[Set task]: In the items below, reproduce every line from the one containing "data-point (447, 30, 478, 60)" down to the one containing "data-point (589, 60, 620, 90)", with both of those lines included.
** Start **
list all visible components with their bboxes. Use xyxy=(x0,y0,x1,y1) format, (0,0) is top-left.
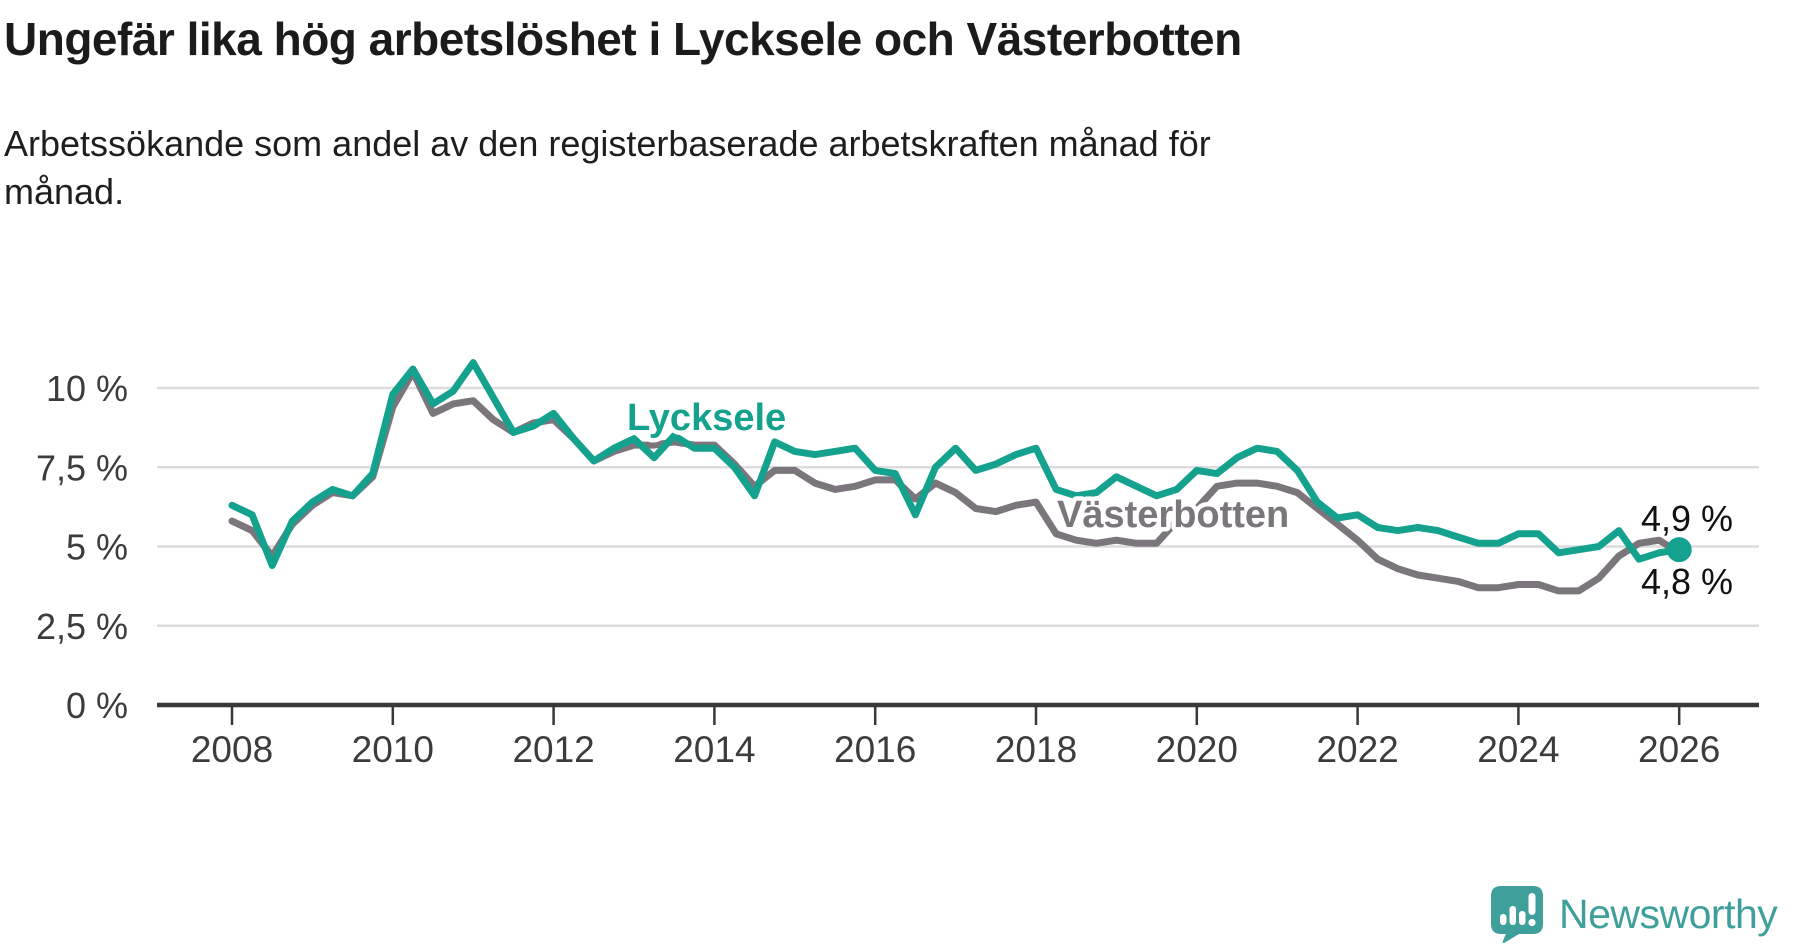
y-tick-label: 10 % xyxy=(46,368,128,409)
x-tick-label: 2020 xyxy=(1156,729,1238,770)
newsworthy-logo: Newsworthy xyxy=(1489,884,1778,944)
y-tick-label: 0 % xyxy=(66,685,128,726)
x-tick-label: 2026 xyxy=(1638,729,1720,770)
x-tick-label: 2008 xyxy=(191,729,273,770)
axis-tick-labels: 10 % 7,5 % 5 % 2,5 % 0 % 2008 2010 2012 2014 2016… xyxy=(36,368,1720,770)
x-tick-label: 2022 xyxy=(1316,729,1398,770)
x-tick-label: 2014 xyxy=(673,729,755,770)
series-label-vasterbotten: Västerbotten xyxy=(1057,494,1289,536)
x-tick-label: 2016 xyxy=(834,729,916,770)
logo-exclamation-dot xyxy=(1528,918,1536,927)
data-series xyxy=(228,359,1692,595)
y-tick-label: 2,5 % xyxy=(36,606,128,647)
end-value-label-lycksele: 4,9 % xyxy=(1641,498,1733,539)
y-tick-label: 7,5 % xyxy=(36,447,128,488)
newsworthy-logo-icon xyxy=(1491,886,1543,944)
end-value-label-vasterbotten: 4,8 % xyxy=(1641,561,1733,602)
x-tick-label: 2018 xyxy=(995,729,1077,770)
logo-bar-1 xyxy=(1500,914,1507,925)
chart-subtitle-line-1: Arbetssökande som andel av den registerb… xyxy=(4,123,1211,164)
logo-bubble-shape xyxy=(1491,886,1543,944)
series-line-lycksele xyxy=(228,359,1683,569)
x-tick-label: 2010 xyxy=(352,729,434,770)
gridlines xyxy=(157,386,1759,627)
series-label-lycksele: Lycksele xyxy=(627,397,786,439)
chart-subtitle-line-2: månad. xyxy=(4,170,125,212)
x-tick-label: 2012 xyxy=(512,729,594,770)
logo-exclamation-bar xyxy=(1528,893,1536,915)
endpoint-dot-lycksele xyxy=(1666,537,1692,563)
chart-title: Ungefär lika hög arbetslöshet i Lycksele… xyxy=(4,13,1242,65)
y-tick-label: 5 % xyxy=(66,527,128,568)
chart-subtitle: Arbetssökande som andel av den registerb… xyxy=(4,120,1564,216)
x-axis xyxy=(157,702,1759,725)
x-tick-label: 2024 xyxy=(1477,729,1559,770)
series-line-västerbotten xyxy=(228,368,1683,595)
logo-bar-3 xyxy=(1519,911,1526,925)
newsworthy-logo-text: Newsworthy xyxy=(1559,890,1778,937)
logo-bar-2 xyxy=(1509,906,1516,925)
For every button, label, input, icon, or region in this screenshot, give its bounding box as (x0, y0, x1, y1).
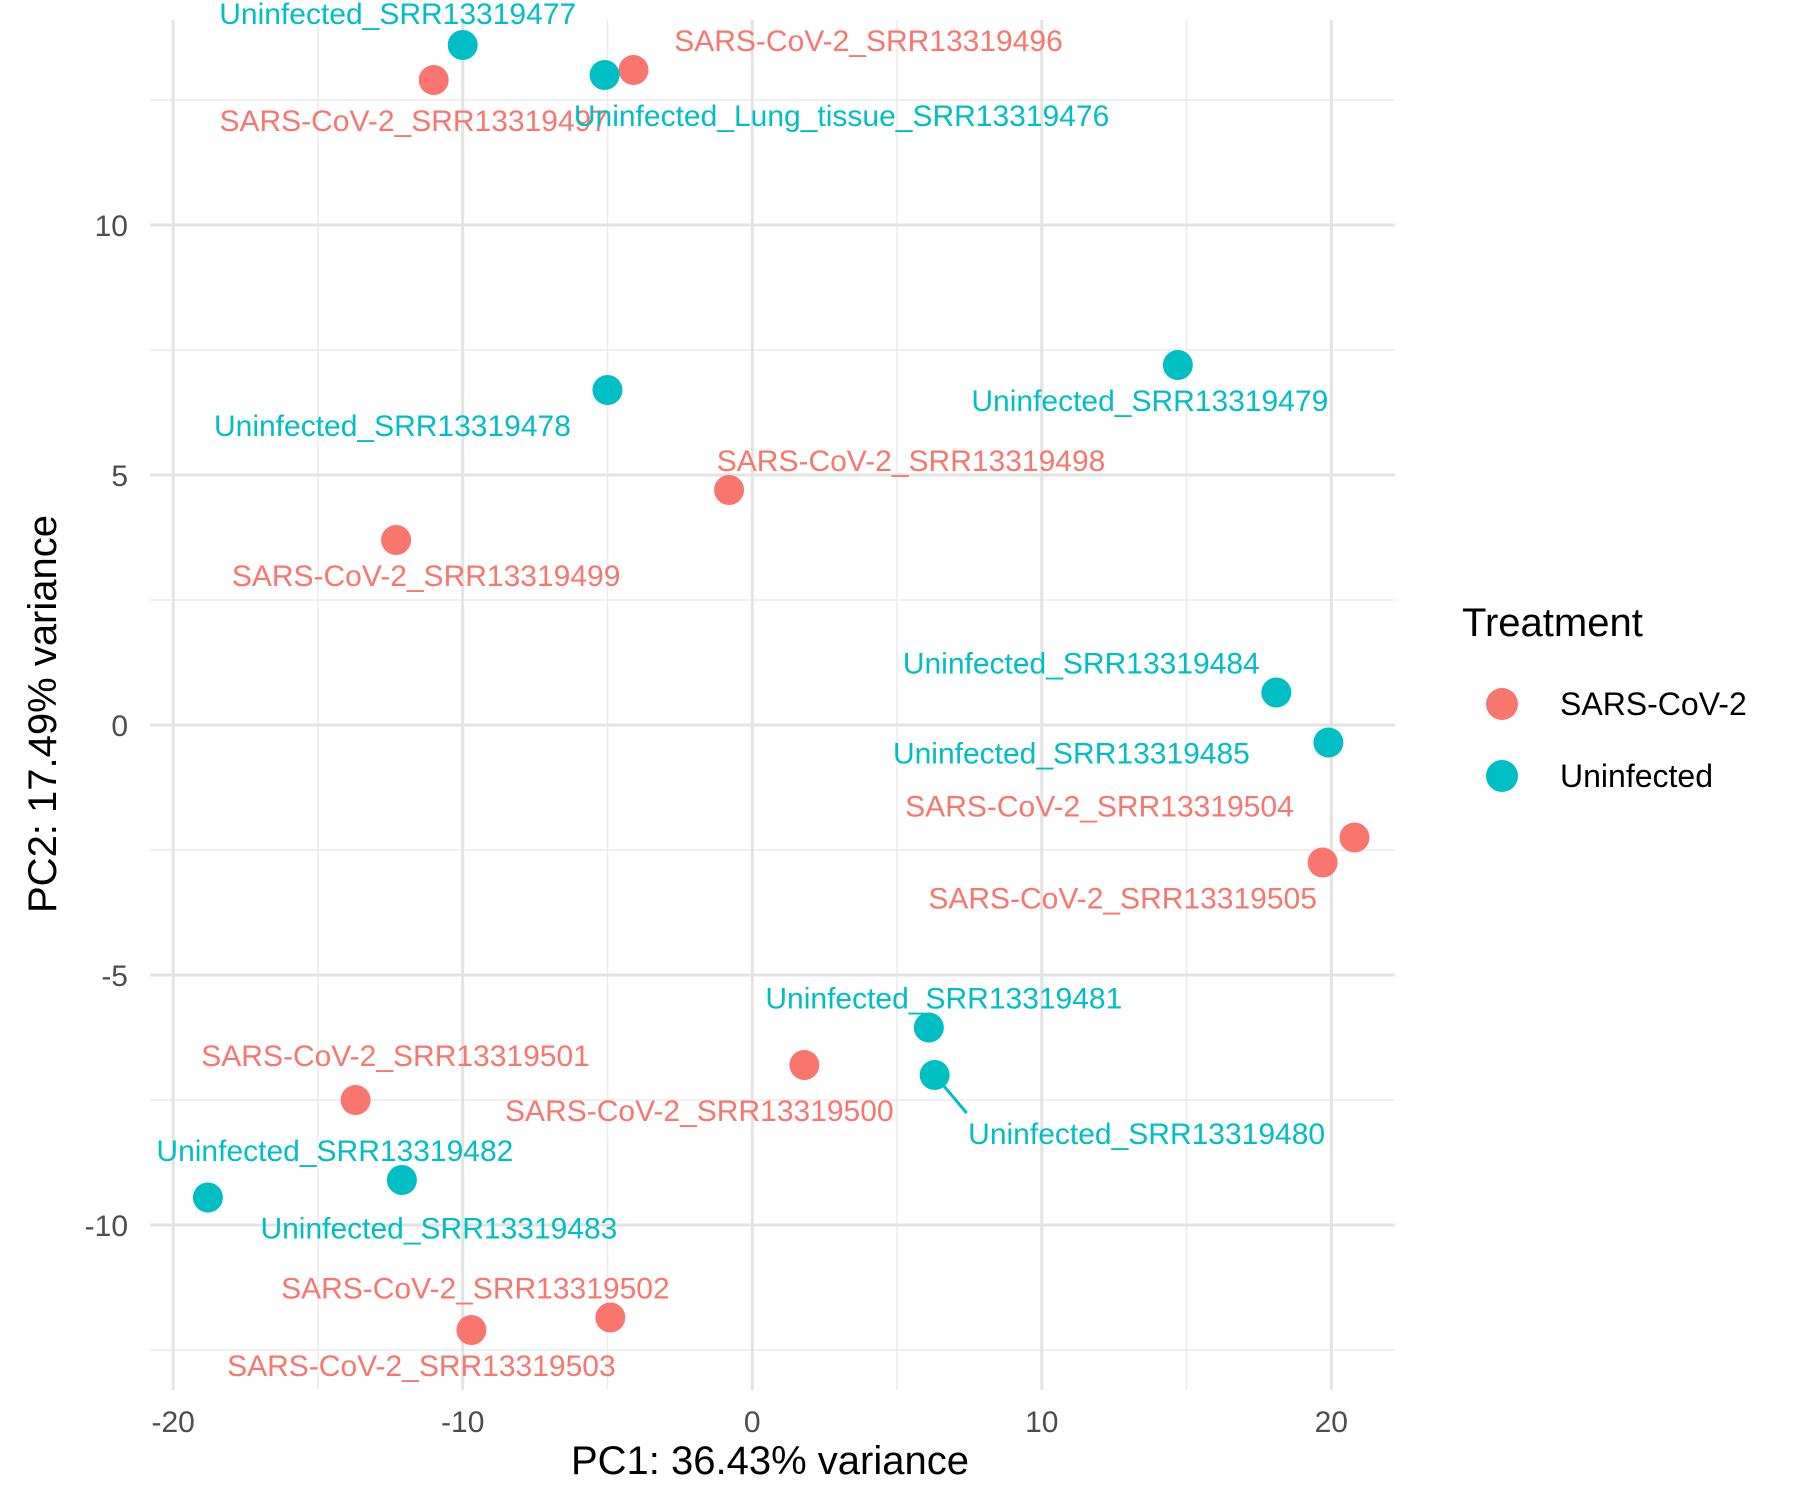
data-point (447, 30, 478, 60)
point-label: SARS-CoV-2_SRR13319505 (928, 883, 1317, 916)
grid (150, 20, 1395, 1390)
point-label: Uninfected_SRR13319484 (903, 648, 1260, 681)
point-label: Uninfected_SRR13319481 (765, 983, 1122, 1016)
point-label: SARS-CoV-2_SRR13319500 (505, 1095, 894, 1128)
data-point (595, 1302, 626, 1333)
data-point (381, 525, 412, 555)
x-tick-label: 20 (1315, 1406, 1348, 1439)
point-label: Uninfected_Lung_tissue_SRR13319476 (574, 100, 1109, 133)
x-tick-label: -20 (151, 1406, 194, 1439)
data-point (789, 1050, 820, 1080)
point-label: Uninfected_SRR13319477 (219, 0, 576, 31)
point-label: Uninfected_SRR13319482 (156, 1135, 513, 1168)
data-point (714, 475, 745, 505)
point-label: Uninfected_SRR13319485 (893, 738, 1250, 771)
data-point (589, 60, 620, 90)
point-label: SARS-CoV-2_SRR13319504 (905, 791, 1294, 824)
data-points (192, 30, 1370, 1345)
x-axis-ticks: -20 -10 0 10 20 (151, 1406, 1348, 1439)
point-label: SARS-CoV-2_SRR13319501 (201, 1040, 590, 1073)
y-tick-label: -10 (85, 1210, 128, 1243)
point-label: SARS-CoV-2_SRR13319502 (281, 1273, 670, 1306)
data-point (1261, 677, 1292, 708)
legend-key-sars-cov-2 (1486, 688, 1518, 720)
legend-label-uninfected: Uninfected (1560, 758, 1713, 794)
legend: Treatment SARS-CoV-2 Uninfected (1462, 601, 1747, 794)
y-axis-title: PC2: 17.49% variance (21, 515, 65, 913)
data-point (1162, 350, 1193, 380)
y-axis-ticks: -10 -5 0 5 10 (85, 210, 128, 1243)
data-point (618, 55, 649, 85)
y-tick-label: 0 (111, 710, 128, 743)
point-label: SARS-CoV-2_SRR13319503 (227, 1350, 616, 1383)
data-point (1313, 727, 1344, 758)
point-label: Uninfected_SRR13319478 (214, 410, 571, 443)
legend-label-sars-cov-2: SARS-CoV-2 (1560, 686, 1747, 722)
x-tick-label: -10 (441, 1406, 484, 1439)
point-label: SARS-CoV-2_SRR13319496 (674, 25, 1063, 58)
point-labels: SARS-CoV-2_SRR13319497 SARS-CoV-2_SRR1331… (156, 0, 1328, 1383)
data-point (1307, 847, 1338, 878)
point-label: SARS-CoV-2_SRR13319499 (232, 560, 621, 593)
data-point (1339, 822, 1370, 853)
data-point (456, 1315, 487, 1345)
y-tick-label: -5 (101, 960, 128, 993)
point-label: Uninfected_SRR13319479 (971, 385, 1328, 418)
y-tick-label: 10 (95, 210, 128, 243)
data-point (386, 1165, 417, 1195)
y-tick-label: 5 (111, 460, 128, 493)
legend-key-uninfected (1486, 760, 1518, 792)
data-point (592, 375, 623, 405)
data-point (913, 1012, 944, 1043)
point-label: SARS-CoV-2_SRR13319497 (219, 105, 608, 138)
point-label: SARS-CoV-2_SRR13319498 (717, 445, 1106, 478)
data-point (192, 1182, 223, 1213)
point-label: Uninfected_SRR13319483 (260, 1213, 617, 1246)
point-label: Uninfected_SRR13319480 (968, 1118, 1325, 1151)
x-tick-label: 10 (1025, 1406, 1058, 1439)
data-point (418, 65, 449, 95)
data-point (340, 1085, 371, 1115)
data-point (919, 1060, 950, 1090)
x-tick-label: 0 (744, 1406, 761, 1439)
legend-title: Treatment (1462, 601, 1643, 645)
x-axis-title: PC1: 36.43% variance (571, 1439, 969, 1483)
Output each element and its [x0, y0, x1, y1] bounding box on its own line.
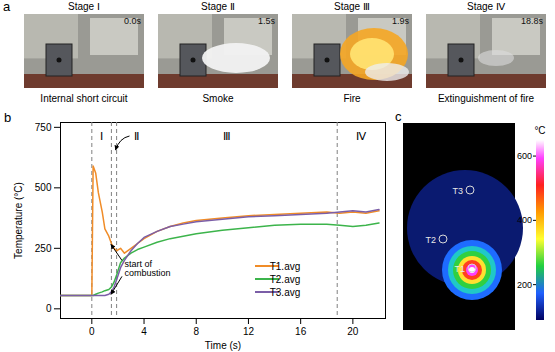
svg-text:18.8s: 18.8s — [521, 16, 544, 26]
svg-text:Time (s): Time (s) — [205, 340, 241, 351]
svg-text:0: 0 — [46, 303, 52, 314]
svg-text:Ⅰ: Ⅰ — [100, 130, 103, 142]
svg-text:0.0s: 0.0s — [124, 16, 142, 26]
svg-text:T2: T2 — [425, 235, 436, 245]
svg-text:750: 750 — [35, 122, 52, 133]
svg-text:16: 16 — [295, 326, 307, 337]
svg-text:Internal short circuit: Internal short circuit — [40, 93, 127, 104]
svg-text:T1: T1 — [454, 264, 465, 274]
svg-text:Fire: Fire — [343, 93, 361, 104]
svg-text:4: 4 — [141, 326, 147, 337]
svg-text:T3: T3 — [452, 186, 463, 196]
svg-text:start ofcombustion: start ofcombustion — [124, 259, 170, 278]
svg-text:°C: °C — [534, 125, 545, 136]
svg-text:Stage Ⅲ: Stage Ⅲ — [334, 1, 370, 12]
svg-text:500: 500 — [35, 182, 52, 193]
svg-text:a: a — [3, 0, 11, 14]
svg-text:1.9s: 1.9s — [392, 16, 410, 26]
svg-text:T2.avg: T2.avg — [270, 274, 301, 285]
svg-text:Ⅱ: Ⅱ — [134, 130, 139, 142]
svg-text:400: 400 — [517, 215, 532, 225]
svg-text:200: 200 — [517, 280, 532, 290]
svg-text:Ⅳ: Ⅳ — [356, 130, 367, 142]
svg-text:Extinguishment of fire: Extinguishment of fire — [438, 93, 535, 104]
svg-text:Stage Ⅱ: Stage Ⅱ — [201, 1, 235, 12]
html-text:b: b — [4, 110, 12, 125]
svg-text:8: 8 — [193, 326, 199, 337]
svg-text:Stage Ⅰ: Stage Ⅰ — [68, 1, 100, 12]
svg-text:T1.avg: T1.avg — [270, 261, 301, 272]
svg-text:T3.avg: T3.avg — [270, 287, 301, 298]
svg-text:Temperature (°C): Temperature (°C) — [13, 182, 24, 259]
svg-text:Ⅲ: Ⅲ — [223, 130, 231, 142]
svg-text:0: 0 — [89, 326, 95, 337]
svg-text:600: 600 — [517, 151, 532, 161]
svg-text:1.5s: 1.5s — [258, 16, 276, 26]
svg-text:12: 12 — [243, 326, 255, 337]
svg-text:Stage Ⅳ: Stage Ⅳ — [467, 1, 506, 12]
svg-text:250: 250 — [35, 243, 52, 254]
svg-text:20: 20 — [347, 326, 359, 337]
svg-text:c: c — [395, 110, 402, 124]
svg-text:Smoke: Smoke — [202, 93, 234, 104]
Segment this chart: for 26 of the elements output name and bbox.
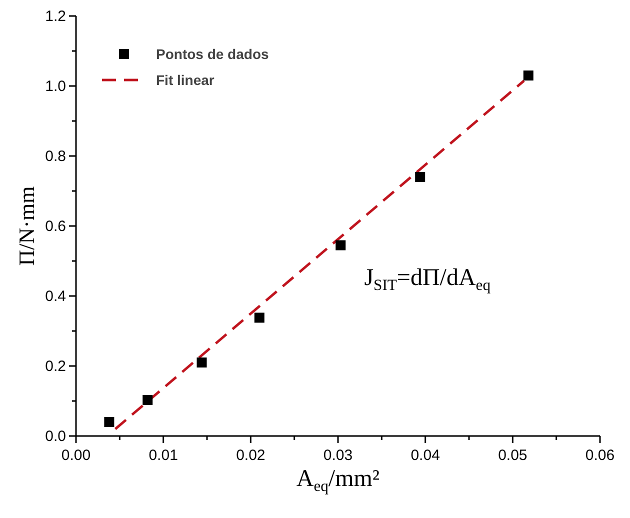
x-tick-label: 0.06 [585,447,615,464]
x-tick-label: 0.04 [410,447,440,464]
y-tick-label: 0.4 [45,288,66,305]
point [254,312,264,323]
x-tick-label: 0.02 [236,447,266,464]
y-tick-label: 0.0 [45,428,66,445]
point [196,358,207,368]
point [142,394,153,405]
x-axis-title: A$_{eq}$/mm² [296,466,380,495]
x-tick-label: 0.03 [323,447,353,464]
y-axis-title: Π/N·mm [14,186,39,266]
point [336,240,346,250]
point [523,70,534,80]
annotation: J$_{SIT}$=dΠ/dA$_{eq}$ [364,264,491,294]
point [104,417,114,427]
x-tick-label: 0.01 [148,447,178,464]
legend-label: Pontos de dados [156,46,269,62]
y-tick-label: 1.0 [45,78,66,95]
point [415,172,426,182]
x-tick-label: 0.00 [61,447,91,464]
y-tick-label: 1.2 [45,8,66,25]
x-tick-label: 0.05 [498,447,528,464]
y-tick-label: 0.8 [45,148,66,165]
y-tick-label: 0.6 [45,218,66,235]
legend-label: Fit linear [156,72,215,88]
y-tick-label: 0.2 [45,358,66,375]
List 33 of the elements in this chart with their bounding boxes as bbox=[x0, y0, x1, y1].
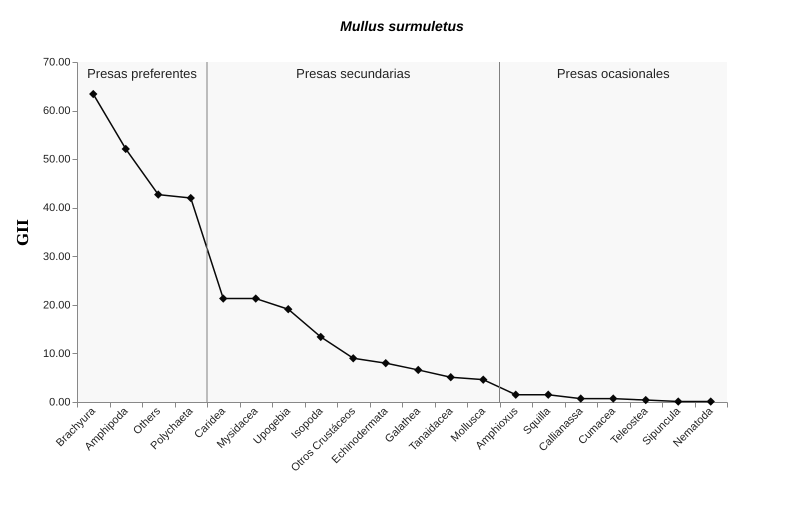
point bbox=[252, 294, 260, 303]
point bbox=[414, 366, 422, 374]
y-tick-label: 60.00 bbox=[42, 105, 70, 118]
point bbox=[382, 358, 390, 368]
point bbox=[479, 375, 488, 384]
point bbox=[219, 294, 228, 303]
y-tick-label: 40.00 bbox=[42, 202, 70, 214]
chart-title: Mullus surmuletus bbox=[340, 18, 464, 34]
band-label: Presas ocasionales bbox=[556, 66, 670, 81]
point bbox=[512, 390, 520, 399]
y-tick-label: 50.00 bbox=[42, 154, 70, 166]
band-label: Presas preferentes bbox=[87, 66, 198, 81]
point bbox=[609, 394, 618, 403]
y-axis-title: GII bbox=[14, 219, 32, 246]
band-label: Presas secundarias bbox=[296, 66, 411, 81]
y-tick-label: 30.00 bbox=[42, 250, 70, 263]
point bbox=[349, 354, 358, 362]
point bbox=[544, 390, 552, 399]
point bbox=[122, 144, 130, 154]
point bbox=[446, 373, 455, 382]
point bbox=[316, 332, 325, 342]
y-tick-label: 10.00 bbox=[42, 348, 70, 360]
point bbox=[284, 305, 292, 314]
point bbox=[674, 397, 682, 406]
point bbox=[576, 394, 585, 403]
y-tick-label: 0.00 bbox=[49, 396, 70, 408]
point bbox=[154, 190, 162, 199]
point bbox=[642, 396, 650, 404]
point bbox=[706, 397, 715, 406]
y-tick-label: 70.00 bbox=[42, 56, 70, 68]
point bbox=[186, 194, 195, 202]
y-tick-label: 20.00 bbox=[42, 299, 70, 312]
point bbox=[89, 90, 98, 98]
** End **
[Answer in full]:
data-point (447, 30, 478, 60)
point-label: SARS-CoV-2_SRR13319505 (928, 883, 1317, 916)
grid (150, 20, 1395, 1390)
point-label: Uninfected_SRR13319484 (903, 648, 1260, 681)
point-label: Uninfected_SRR13319481 (765, 983, 1122, 1016)
point-label: SARS-CoV-2_SRR13319500 (505, 1095, 894, 1128)
data-point (595, 1302, 626, 1333)
data-point (381, 525, 412, 555)
x-tick-label: 20 (1315, 1406, 1348, 1439)
point-label: Uninfected_Lung_tissue_SRR13319476 (574, 100, 1109, 133)
x-tick-label: -20 (151, 1406, 194, 1439)
data-point (789, 1050, 820, 1080)
point-label: Uninfected_SRR13319477 (219, 0, 576, 31)
point-label: Uninfected_SRR13319482 (156, 1135, 513, 1168)
data-point (714, 475, 745, 505)
point-label: Uninfected_SRR13319485 (893, 738, 1250, 771)
data-point (589, 60, 620, 90)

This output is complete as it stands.